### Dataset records
□ □ □ □ □

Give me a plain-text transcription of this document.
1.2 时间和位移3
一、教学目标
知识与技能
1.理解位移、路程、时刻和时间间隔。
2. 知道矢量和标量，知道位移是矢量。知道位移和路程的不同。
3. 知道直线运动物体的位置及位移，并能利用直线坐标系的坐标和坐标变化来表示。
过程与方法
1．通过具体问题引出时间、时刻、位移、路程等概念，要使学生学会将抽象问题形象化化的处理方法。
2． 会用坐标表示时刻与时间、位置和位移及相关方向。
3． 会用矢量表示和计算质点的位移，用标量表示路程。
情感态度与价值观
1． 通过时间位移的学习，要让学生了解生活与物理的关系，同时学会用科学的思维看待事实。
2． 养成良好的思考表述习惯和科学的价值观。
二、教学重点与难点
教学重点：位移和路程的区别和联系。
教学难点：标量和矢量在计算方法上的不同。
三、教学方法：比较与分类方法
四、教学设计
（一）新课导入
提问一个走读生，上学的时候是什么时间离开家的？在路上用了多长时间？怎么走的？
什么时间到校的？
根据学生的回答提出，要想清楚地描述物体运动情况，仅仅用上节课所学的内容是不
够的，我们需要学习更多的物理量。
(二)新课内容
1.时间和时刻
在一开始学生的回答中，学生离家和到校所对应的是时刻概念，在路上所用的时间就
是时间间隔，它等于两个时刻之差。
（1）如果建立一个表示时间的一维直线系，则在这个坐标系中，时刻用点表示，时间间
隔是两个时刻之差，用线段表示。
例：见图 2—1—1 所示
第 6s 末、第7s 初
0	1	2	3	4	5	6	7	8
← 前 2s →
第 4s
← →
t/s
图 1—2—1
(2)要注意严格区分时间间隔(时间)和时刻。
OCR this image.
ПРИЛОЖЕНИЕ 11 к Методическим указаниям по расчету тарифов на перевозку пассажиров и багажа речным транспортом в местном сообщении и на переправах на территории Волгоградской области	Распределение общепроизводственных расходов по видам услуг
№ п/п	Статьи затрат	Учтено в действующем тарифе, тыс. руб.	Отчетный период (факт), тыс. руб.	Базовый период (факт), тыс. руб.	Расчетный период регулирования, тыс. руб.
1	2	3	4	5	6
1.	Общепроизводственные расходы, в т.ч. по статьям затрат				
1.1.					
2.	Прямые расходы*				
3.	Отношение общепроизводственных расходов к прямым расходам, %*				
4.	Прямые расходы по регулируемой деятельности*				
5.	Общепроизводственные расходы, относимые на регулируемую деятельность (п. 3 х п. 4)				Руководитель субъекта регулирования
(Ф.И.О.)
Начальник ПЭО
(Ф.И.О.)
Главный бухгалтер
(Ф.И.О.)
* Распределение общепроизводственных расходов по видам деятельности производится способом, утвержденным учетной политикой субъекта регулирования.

□ □ □ □ □

### WHAT IS ASKED
Within the listing above, copy each line that has the string "регулирования".

### EXERCISE SOLUTION
№ п/п	Статьи затрат	Учтено в действующем тарифе, тыс. руб.	Отчетный период (факт), тыс. руб.	Базовый период (факт), тыс. руб.	Расчетный период регулирования, тыс. руб.
5.	Общепроизводственные расходы, относимые на регулируемую деятельность (п. 3 х п. 4)				Руководитель субъекта регулирования
* Распределение общепроизводственных расходов по видам деятельности производится способом, утвержденным учетной политикой субъекта регулирования.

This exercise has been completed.